* [What to produce] Please list all lines of the material below in which the string "Trevista" occurs.

* [Data extract]
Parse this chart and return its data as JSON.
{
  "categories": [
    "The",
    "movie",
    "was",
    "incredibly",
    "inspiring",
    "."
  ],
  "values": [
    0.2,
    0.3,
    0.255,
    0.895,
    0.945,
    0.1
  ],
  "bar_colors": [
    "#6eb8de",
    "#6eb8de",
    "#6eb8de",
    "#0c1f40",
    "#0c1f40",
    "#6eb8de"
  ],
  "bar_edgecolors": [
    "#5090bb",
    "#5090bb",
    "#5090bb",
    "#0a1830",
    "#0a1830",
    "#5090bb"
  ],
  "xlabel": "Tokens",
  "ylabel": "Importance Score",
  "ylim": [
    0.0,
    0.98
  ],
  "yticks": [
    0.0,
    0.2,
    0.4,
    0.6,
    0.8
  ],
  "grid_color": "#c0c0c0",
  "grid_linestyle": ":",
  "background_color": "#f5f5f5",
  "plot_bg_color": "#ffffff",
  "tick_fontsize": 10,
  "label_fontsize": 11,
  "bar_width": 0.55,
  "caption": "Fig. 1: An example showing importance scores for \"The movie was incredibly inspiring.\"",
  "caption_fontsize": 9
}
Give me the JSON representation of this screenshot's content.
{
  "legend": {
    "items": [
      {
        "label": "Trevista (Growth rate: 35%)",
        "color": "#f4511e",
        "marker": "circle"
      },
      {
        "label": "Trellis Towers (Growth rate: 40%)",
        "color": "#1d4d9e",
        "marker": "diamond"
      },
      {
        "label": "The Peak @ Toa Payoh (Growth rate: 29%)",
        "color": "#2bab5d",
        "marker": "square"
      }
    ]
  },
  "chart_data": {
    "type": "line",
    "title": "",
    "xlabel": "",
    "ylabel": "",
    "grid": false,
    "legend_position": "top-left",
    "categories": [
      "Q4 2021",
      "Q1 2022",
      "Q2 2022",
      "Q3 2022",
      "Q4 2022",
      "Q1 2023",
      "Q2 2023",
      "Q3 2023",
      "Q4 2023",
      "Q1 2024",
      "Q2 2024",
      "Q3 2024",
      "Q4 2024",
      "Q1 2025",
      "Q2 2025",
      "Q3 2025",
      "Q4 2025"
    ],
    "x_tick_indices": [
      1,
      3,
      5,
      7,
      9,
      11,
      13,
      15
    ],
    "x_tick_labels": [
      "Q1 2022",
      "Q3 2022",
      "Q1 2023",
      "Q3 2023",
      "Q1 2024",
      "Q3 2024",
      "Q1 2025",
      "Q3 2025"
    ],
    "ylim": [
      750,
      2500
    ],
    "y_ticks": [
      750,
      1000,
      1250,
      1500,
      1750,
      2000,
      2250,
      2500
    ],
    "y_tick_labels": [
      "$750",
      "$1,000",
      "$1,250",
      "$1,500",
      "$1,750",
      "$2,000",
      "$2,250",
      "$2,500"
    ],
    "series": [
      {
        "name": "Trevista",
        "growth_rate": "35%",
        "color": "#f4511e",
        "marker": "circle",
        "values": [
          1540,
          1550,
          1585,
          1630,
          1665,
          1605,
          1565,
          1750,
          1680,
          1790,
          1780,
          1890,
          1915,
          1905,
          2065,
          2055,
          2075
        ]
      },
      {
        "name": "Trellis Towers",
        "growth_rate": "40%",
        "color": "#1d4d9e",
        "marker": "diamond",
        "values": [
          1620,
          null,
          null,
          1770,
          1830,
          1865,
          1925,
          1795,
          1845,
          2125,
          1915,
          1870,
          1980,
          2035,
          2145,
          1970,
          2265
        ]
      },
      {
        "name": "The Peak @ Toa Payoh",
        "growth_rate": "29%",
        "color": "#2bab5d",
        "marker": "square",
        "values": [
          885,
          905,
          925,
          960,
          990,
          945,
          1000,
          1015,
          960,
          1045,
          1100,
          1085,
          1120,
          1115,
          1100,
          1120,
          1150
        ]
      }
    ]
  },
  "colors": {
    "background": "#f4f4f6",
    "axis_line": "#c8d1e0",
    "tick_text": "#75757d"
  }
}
* * *
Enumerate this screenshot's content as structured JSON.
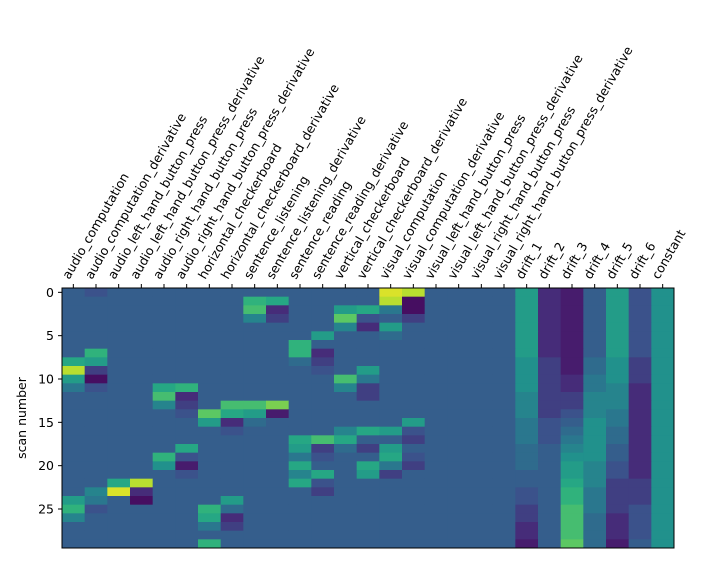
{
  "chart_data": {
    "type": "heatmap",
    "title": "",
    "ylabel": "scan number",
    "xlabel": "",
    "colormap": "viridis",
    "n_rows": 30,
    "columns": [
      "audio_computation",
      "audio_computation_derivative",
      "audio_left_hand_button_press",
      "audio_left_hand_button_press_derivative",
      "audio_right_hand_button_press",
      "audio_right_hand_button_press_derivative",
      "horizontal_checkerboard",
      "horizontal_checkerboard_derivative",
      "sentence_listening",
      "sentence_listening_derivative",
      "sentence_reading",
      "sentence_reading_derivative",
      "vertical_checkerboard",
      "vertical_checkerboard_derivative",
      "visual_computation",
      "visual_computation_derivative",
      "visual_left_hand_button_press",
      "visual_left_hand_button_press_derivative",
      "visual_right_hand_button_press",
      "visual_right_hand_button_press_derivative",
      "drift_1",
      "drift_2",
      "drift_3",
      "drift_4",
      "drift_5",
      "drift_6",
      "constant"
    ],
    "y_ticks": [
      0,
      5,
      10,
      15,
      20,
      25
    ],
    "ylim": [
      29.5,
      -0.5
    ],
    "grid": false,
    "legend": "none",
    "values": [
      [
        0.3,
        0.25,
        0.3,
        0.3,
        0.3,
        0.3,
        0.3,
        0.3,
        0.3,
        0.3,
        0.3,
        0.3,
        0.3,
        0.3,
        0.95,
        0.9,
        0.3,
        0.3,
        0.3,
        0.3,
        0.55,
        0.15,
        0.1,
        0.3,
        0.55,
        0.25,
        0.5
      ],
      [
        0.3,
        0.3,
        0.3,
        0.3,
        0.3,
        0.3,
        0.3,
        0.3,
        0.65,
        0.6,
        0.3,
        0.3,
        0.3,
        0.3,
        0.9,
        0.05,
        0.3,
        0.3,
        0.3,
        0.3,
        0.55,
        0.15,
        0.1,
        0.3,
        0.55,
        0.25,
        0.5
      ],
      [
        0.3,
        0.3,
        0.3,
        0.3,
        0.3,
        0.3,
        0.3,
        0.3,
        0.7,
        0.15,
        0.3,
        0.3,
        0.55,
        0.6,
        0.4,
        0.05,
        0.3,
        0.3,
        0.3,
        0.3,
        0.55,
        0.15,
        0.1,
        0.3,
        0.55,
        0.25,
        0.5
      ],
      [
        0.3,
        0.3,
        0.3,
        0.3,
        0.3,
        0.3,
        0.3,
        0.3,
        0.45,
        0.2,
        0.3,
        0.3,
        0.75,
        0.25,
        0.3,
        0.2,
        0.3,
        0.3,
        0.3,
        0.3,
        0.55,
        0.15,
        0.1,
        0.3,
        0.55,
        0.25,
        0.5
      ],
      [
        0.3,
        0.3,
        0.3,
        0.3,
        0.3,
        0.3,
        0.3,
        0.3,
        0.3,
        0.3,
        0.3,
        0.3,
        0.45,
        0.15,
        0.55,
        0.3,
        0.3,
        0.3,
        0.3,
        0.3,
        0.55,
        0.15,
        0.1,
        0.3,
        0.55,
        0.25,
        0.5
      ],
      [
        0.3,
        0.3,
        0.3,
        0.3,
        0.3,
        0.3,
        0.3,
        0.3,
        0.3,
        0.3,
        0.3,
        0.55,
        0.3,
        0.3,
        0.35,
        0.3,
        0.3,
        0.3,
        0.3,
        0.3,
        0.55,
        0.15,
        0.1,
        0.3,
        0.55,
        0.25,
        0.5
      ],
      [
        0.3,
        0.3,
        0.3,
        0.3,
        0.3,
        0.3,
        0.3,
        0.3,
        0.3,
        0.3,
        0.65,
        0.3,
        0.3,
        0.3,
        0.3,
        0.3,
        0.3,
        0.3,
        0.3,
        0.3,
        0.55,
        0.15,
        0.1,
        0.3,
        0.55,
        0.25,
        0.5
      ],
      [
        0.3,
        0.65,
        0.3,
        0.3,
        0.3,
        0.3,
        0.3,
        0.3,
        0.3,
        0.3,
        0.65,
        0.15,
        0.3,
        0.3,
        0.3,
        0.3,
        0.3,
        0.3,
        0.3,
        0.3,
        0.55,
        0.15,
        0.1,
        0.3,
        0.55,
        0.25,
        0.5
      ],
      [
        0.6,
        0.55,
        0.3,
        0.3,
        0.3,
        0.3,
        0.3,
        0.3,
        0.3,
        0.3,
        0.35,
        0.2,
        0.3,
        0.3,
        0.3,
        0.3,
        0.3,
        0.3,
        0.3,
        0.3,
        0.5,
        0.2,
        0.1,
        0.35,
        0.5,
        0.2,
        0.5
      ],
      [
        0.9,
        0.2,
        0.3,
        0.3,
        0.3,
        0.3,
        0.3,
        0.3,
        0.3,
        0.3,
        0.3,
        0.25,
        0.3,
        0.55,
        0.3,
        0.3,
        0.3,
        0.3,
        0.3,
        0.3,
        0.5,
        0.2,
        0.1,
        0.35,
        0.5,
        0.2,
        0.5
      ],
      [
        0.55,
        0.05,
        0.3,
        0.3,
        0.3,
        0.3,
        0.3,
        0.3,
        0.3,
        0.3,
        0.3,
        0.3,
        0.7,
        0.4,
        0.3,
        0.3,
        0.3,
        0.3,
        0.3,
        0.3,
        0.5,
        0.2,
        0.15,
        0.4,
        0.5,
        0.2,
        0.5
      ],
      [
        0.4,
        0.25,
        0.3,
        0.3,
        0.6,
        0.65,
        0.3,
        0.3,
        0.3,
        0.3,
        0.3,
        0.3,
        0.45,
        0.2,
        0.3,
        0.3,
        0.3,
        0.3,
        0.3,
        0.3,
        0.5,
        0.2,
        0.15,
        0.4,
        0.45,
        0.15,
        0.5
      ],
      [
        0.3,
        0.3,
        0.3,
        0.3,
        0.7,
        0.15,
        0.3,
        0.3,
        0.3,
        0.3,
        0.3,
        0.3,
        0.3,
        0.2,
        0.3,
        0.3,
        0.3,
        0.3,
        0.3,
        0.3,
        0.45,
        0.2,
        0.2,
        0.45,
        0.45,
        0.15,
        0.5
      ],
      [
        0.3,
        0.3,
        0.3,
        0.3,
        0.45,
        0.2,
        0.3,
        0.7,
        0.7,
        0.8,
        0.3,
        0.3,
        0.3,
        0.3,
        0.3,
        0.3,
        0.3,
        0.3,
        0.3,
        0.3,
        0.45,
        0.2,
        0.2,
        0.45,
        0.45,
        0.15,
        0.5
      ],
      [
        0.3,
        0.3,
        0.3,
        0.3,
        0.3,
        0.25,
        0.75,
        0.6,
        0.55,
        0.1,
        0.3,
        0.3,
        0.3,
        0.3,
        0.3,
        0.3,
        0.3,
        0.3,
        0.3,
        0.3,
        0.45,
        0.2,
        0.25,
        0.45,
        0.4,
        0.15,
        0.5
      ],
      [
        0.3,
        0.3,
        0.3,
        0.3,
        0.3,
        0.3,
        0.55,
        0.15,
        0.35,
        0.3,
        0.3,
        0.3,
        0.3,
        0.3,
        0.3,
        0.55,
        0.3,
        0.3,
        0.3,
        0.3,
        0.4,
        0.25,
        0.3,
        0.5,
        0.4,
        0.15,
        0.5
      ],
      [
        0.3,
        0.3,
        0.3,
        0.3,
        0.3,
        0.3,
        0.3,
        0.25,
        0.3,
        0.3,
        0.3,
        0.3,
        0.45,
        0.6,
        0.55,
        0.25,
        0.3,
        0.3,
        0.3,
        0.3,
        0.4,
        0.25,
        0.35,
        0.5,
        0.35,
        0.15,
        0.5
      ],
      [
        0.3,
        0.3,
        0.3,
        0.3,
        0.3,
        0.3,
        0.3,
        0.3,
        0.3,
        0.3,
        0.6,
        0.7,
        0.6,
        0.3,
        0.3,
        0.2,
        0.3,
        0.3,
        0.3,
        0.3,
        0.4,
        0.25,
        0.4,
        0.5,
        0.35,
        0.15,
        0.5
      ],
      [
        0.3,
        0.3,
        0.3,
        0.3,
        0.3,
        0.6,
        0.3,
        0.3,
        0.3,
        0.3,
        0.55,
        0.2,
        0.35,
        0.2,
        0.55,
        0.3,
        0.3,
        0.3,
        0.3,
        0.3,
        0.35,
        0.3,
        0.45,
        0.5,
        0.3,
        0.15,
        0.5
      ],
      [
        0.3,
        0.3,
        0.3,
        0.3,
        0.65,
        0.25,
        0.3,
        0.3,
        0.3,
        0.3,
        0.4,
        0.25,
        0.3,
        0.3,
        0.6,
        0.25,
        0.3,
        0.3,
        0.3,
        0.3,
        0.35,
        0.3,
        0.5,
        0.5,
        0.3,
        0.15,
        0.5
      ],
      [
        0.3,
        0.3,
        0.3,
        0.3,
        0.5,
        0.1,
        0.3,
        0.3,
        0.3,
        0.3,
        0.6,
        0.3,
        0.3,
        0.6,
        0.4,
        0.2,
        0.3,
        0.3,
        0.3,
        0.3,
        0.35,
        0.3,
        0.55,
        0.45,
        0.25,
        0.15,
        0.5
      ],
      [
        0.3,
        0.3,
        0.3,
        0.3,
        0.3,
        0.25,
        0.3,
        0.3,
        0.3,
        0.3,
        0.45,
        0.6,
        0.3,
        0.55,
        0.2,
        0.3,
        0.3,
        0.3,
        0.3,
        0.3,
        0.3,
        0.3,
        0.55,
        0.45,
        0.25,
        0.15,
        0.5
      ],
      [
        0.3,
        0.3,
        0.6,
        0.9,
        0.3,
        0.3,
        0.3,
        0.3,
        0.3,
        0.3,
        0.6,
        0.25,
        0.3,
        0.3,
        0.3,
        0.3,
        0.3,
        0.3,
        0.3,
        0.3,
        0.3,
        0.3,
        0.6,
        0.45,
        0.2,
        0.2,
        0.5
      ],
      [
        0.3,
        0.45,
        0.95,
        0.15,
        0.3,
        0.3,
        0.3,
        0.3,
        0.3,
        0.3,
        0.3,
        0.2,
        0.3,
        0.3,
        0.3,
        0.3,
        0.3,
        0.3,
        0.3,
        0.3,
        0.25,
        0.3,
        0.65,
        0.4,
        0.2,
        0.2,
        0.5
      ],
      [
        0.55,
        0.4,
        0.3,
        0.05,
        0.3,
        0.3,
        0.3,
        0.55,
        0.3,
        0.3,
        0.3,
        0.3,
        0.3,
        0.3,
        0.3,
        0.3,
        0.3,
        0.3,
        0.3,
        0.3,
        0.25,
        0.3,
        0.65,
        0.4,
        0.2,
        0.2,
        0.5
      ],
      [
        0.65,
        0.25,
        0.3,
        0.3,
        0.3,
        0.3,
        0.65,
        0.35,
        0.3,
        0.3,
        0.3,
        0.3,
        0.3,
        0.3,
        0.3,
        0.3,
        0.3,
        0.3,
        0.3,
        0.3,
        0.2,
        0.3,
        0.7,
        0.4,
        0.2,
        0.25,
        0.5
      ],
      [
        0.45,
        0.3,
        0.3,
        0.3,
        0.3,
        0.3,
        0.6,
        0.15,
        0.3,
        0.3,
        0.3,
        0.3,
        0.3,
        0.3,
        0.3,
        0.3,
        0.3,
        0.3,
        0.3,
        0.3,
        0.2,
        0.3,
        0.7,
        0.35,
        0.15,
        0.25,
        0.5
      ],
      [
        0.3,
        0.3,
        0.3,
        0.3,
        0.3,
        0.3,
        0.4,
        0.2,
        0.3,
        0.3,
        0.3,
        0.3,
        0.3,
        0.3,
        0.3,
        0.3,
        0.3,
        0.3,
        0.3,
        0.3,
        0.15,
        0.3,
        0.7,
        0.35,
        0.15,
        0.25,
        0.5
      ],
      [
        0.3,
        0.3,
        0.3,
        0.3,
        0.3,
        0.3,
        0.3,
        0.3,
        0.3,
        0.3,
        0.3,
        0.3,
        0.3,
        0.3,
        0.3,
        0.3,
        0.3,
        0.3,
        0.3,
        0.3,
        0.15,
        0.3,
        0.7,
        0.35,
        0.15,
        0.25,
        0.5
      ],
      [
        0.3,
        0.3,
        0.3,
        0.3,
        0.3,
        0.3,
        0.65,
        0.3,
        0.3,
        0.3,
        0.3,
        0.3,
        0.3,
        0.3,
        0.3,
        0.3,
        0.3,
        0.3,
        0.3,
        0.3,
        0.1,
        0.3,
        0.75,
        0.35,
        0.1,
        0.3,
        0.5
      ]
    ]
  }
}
--
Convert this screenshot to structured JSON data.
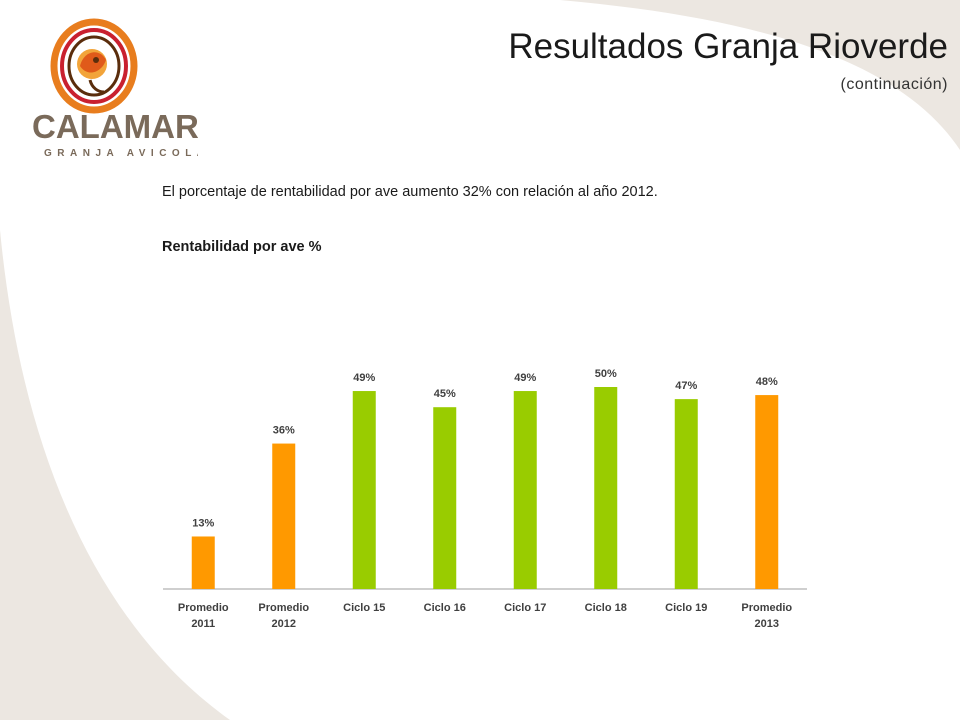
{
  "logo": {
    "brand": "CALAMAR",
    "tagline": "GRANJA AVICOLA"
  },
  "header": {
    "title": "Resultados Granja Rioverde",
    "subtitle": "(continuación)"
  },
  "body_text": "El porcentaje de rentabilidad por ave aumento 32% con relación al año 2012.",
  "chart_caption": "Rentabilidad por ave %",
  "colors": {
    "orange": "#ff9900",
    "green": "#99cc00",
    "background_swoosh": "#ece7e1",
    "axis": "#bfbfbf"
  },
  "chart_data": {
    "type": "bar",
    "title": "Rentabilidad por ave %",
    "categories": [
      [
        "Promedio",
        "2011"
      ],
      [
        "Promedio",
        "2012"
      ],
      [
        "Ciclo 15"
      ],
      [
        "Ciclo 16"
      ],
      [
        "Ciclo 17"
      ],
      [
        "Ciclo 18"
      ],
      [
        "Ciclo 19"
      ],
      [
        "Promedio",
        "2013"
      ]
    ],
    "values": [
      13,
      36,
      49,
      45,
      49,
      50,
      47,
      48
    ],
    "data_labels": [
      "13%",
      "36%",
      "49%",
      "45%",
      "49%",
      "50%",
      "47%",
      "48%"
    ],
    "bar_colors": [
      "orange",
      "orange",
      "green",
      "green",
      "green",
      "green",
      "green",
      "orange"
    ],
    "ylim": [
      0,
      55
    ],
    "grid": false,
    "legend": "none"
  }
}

* [Exercise output]
        "label": "Trevista (Growth rate: 35%)",
        "name": "Trevista",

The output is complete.